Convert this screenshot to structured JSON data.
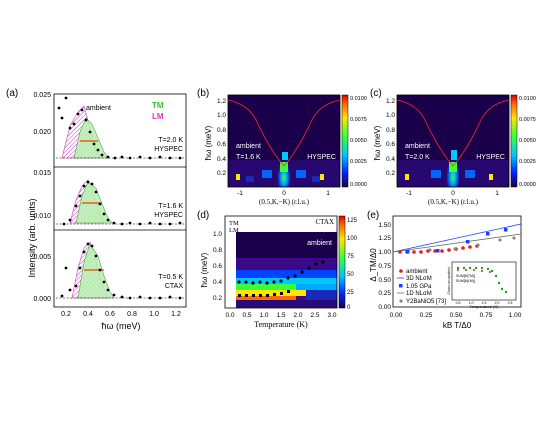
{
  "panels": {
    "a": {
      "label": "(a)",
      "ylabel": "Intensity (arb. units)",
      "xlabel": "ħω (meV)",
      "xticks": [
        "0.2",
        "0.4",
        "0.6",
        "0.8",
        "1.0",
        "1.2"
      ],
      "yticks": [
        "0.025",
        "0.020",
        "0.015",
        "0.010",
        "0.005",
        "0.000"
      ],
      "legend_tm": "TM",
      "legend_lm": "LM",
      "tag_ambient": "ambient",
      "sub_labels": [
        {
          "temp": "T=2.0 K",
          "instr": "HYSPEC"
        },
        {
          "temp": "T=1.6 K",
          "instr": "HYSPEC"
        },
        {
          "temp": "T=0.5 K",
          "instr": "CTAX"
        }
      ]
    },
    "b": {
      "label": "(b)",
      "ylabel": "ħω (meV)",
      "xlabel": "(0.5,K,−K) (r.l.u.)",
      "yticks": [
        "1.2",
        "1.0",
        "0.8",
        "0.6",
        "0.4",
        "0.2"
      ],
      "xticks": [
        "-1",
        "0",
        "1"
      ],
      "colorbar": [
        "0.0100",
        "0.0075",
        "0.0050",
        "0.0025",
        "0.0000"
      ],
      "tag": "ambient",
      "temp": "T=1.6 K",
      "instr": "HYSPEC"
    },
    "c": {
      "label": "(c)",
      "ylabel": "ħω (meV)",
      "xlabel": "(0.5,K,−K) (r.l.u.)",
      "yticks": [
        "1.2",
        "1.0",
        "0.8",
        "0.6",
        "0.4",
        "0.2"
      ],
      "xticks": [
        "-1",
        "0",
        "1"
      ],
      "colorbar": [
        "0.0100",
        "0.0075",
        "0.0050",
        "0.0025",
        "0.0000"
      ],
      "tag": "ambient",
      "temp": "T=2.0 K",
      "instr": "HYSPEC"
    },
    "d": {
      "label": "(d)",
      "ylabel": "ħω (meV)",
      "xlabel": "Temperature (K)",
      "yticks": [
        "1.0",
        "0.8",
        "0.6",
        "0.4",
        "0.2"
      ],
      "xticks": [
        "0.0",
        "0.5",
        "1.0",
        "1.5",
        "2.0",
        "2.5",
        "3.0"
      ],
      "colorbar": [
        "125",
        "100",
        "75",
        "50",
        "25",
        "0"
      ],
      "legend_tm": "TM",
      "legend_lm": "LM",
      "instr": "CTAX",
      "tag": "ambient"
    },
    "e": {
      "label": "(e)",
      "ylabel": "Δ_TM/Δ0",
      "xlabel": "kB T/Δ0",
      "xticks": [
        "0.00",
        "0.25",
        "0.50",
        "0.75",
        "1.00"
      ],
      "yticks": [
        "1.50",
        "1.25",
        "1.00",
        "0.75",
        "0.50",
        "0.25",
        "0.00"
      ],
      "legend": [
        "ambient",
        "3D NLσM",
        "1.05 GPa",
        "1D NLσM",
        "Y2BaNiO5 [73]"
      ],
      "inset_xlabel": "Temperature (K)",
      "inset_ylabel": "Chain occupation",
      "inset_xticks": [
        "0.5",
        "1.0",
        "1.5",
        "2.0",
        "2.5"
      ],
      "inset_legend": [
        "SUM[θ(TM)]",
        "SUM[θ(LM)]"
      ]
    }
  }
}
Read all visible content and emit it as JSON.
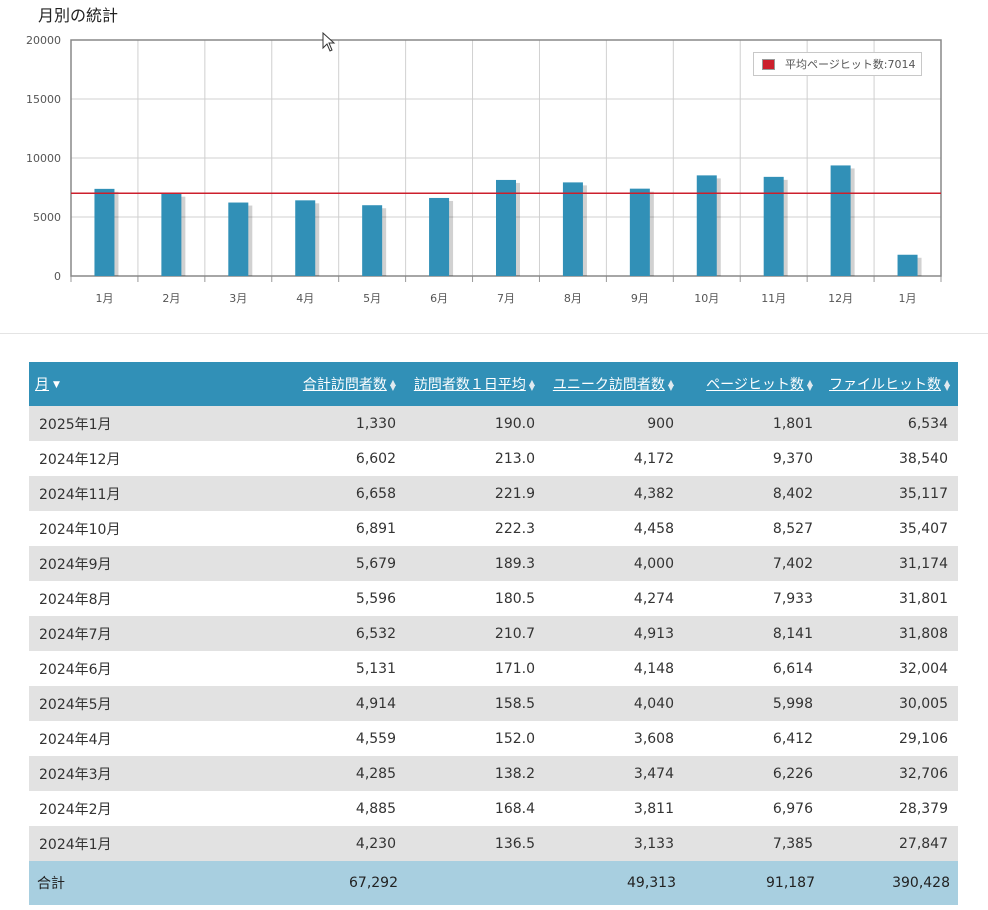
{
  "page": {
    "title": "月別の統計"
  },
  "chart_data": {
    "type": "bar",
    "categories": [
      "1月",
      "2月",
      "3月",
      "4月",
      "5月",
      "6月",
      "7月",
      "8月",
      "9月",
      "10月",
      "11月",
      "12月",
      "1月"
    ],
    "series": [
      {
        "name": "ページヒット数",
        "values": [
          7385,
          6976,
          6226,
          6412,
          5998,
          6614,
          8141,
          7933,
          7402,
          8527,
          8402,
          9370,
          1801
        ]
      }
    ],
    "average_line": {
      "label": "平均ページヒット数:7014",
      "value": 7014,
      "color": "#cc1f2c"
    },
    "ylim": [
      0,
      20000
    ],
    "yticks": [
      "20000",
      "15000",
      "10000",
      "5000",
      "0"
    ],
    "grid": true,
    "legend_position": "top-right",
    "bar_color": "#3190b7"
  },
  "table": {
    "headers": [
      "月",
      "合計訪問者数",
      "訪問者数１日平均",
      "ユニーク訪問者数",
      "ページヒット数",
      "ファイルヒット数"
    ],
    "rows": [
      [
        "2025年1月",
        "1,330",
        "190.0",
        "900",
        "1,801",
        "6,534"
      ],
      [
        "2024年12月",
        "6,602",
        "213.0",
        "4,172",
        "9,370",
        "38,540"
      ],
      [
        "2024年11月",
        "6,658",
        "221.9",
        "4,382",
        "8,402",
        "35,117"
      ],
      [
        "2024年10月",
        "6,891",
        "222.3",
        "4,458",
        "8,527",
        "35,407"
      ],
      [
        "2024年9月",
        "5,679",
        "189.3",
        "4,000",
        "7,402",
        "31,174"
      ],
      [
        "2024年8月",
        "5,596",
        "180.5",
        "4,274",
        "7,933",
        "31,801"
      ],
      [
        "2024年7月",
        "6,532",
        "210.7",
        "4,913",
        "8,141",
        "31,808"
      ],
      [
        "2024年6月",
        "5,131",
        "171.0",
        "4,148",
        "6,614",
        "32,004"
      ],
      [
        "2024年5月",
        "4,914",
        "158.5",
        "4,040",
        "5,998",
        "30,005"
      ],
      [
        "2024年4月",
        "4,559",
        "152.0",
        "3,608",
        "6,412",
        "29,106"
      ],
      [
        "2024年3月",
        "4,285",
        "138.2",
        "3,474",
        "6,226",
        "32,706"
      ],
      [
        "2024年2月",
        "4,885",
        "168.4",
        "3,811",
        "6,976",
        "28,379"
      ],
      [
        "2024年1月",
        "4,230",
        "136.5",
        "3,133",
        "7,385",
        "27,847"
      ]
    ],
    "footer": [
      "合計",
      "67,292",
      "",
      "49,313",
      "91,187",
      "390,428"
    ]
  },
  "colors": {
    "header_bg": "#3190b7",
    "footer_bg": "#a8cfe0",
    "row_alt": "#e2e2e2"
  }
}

◇ ◇ ◇ ◇

Write the listing above out again exactly, dropping each image.

* TASK SOLUTION *
Convert this screenshot to structured JSON data.
{
  "panels": {
    "a": {
      "label": "(a)",
      "ylabel": "Intensity (arb. units)",
      "xlabel": "ħω (meV)",
      "xticks": [
        "0.2",
        "0.4",
        "0.6",
        "0.8",
        "1.0",
        "1.2"
      ],
      "yticks": [
        "0.025",
        "0.020",
        "0.015",
        "0.010",
        "0.005",
        "0.000"
      ],
      "legend_tm": "TM",
      "legend_lm": "LM",
      "tag_ambient": "ambient",
      "sub_labels": [
        {
          "temp": "T=2.0 K",
          "instr": "HYSPEC"
        },
        {
          "temp": "T=1.6 K",
          "instr": "HYSPEC"
        },
        {
          "temp": "T=0.5 K",
          "instr": "CTAX"
        }
      ]
    },
    "b": {
      "label": "(b)",
      "ylabel": "ħω (meV)",
      "xlabel": "(0.5,K,−K) (r.l.u.)",
      "yticks": [
        "1.2",
        "1.0",
        "0.8",
        "0.6",
        "0.4",
        "0.2"
      ],
      "xticks": [
        "-1",
        "0",
        "1"
      ],
      "colorbar": [
        "0.0100",
        "0.0075",
        "0.0050",
        "0.0025",
        "0.0000"
      ],
      "tag": "ambient",
      "temp": "T=1.6 K",
      "instr": "HYSPEC"
    },
    "c": {
      "label": "(c)",
      "ylabel": "ħω (meV)",
      "xlabel": "(0.5,K,−K) (r.l.u.)",
      "yticks": [
        "1.2",
        "1.0",
        "0.8",
        "0.6",
        "0.4",
        "0.2"
      ],
      "xticks": [
        "-1",
        "0",
        "1"
      ],
      "colorbar": [
        "0.0100",
        "0.0075",
        "0.0050",
        "0.0025",
        "0.0000"
      ],
      "tag": "ambient",
      "temp": "T=2.0 K",
      "instr": "HYSPEC"
    },
    "d": {
      "label": "(d)",
      "ylabel": "ħω (meV)",
      "xlabel": "Temperature (K)",
      "yticks": [
        "1.0",
        "0.8",
        "0.6",
        "0.4",
        "0.2"
      ],
      "xticks": [
        "0.0",
        "0.5",
        "1.0",
        "1.5",
        "2.0",
        "2.5",
        "3.0"
      ],
      "colorbar": [
        "125",
        "100",
        "75",
        "50",
        "25",
        "0"
      ],
      "legend_tm": "TM",
      "legend_lm": "LM",
      "instr": "CTAX",
      "tag": "ambient"
    },
    "e": {
      "label": "(e)",
      "ylabel": "Δ_TM/Δ0",
      "xlabel": "kB T/Δ0",
      "xticks": [
        "0.00",
        "0.25",
        "0.50",
        "0.75",
        "1.00"
      ],
      "yticks": [
        "1.50",
        "1.25",
        "1.00",
        "0.75",
        "0.50",
        "0.25",
        "0.00"
      ],
      "legend": [
        "ambient",
        "3D NLσM",
        "1.05 GPa",
        "1D NLσM",
        "Y2BaNiO5 [73]"
      ],
      "inset_xlabel": "Temperature (K)",
      "inset_ylabel": "Chain occupation",
      "inset_xticks": [
        "0.5",
        "1.0",
        "1.5",
        "2.0",
        "2.5"
      ],
      "inset_legend": [
        "SUM[θ(TM)]",
        "SUM[θ(LM)]"
      ]
    }
  }
}
Read all visible content and emit it as JSON.
{
  "page": {
    "title": "月別の統計"
  },
  "chart_data": {
    "type": "bar",
    "categories": [
      "1月",
      "2月",
      "3月",
      "4月",
      "5月",
      "6月",
      "7月",
      "8月",
      "9月",
      "10月",
      "11月",
      "12月",
      "1月"
    ],
    "series": [
      {
        "name": "ページヒット数",
        "values": [
          7385,
          6976,
          6226,
          6412,
          5998,
          6614,
          8141,
          7933,
          7402,
          8527,
          8402,
          9370,
          1801
        ]
      }
    ],
    "average_line": {
      "label": "平均ページヒット数:7014",
      "value": 7014,
      "color": "#cc1f2c"
    },
    "ylim": [
      0,
      20000
    ],
    "yticks": [
      "20000",
      "15000",
      "10000",
      "5000",
      "0"
    ],
    "grid": true,
    "legend_position": "top-right",
    "bar_color": "#3190b7"
  },
  "table": {
    "headers": [
      "月",
      "合計訪問者数",
      "訪問者数１日平均",
      "ユニーク訪問者数",
      "ページヒット数",
      "ファイルヒット数"
    ],
    "rows": [
      [
        "2025年1月",
        "1,330",
        "190.0",
        "900",
        "1,801",
        "6,534"
      ],
      [
        "2024年12月",
        "6,602",
        "213.0",
        "4,172",
        "9,370",
        "38,540"
      ],
      [
        "2024年11月",
        "6,658",
        "221.9",
        "4,382",
        "8,402",
        "35,117"
      ],
      [
        "2024年10月",
        "6,891",
        "222.3",
        "4,458",
        "8,527",
        "35,407"
      ],
      [
        "2024年9月",
        "5,679",
        "189.3",
        "4,000",
        "7,402",
        "31,174"
      ],
      [
        "2024年8月",
        "5,596",
        "180.5",
        "4,274",
        "7,933",
        "31,801"
      ],
      [
        "2024年7月",
        "6,532",
        "210.7",
        "4,913",
        "8,141",
        "31,808"
      ],
      [
        "2024年6月",
        "5,131",
        "171.0",
        "4,148",
        "6,614",
        "32,004"
      ],
      [
        "2024年5月",
        "4,914",
        "158.5",
        "4,040",
        "5,998",
        "30,005"
      ],
      [
        "2024年4月",
        "4,559",
        "152.0",
        "3,608",
        "6,412",
        "29,106"
      ],
      [
        "2024年3月",
        "4,285",
        "138.2",
        "3,474",
        "6,226",
        "32,706"
      ],
      [
        "2024年2月",
        "4,885",
        "168.4",
        "3,811",
        "6,976",
        "28,379"
      ],
      [
        "2024年1月",
        "4,230",
        "136.5",
        "3,133",
        "7,385",
        "27,847"
      ]
    ],
    "footer": [
      "合計",
      "67,292",
      "",
      "49,313",
      "91,187",
      "390,428"
    ]
  },
  "colors": {
    "header_bg": "#3190b7",
    "footer_bg": "#a8cfe0",
    "row_alt": "#e2e2e2"
  }
}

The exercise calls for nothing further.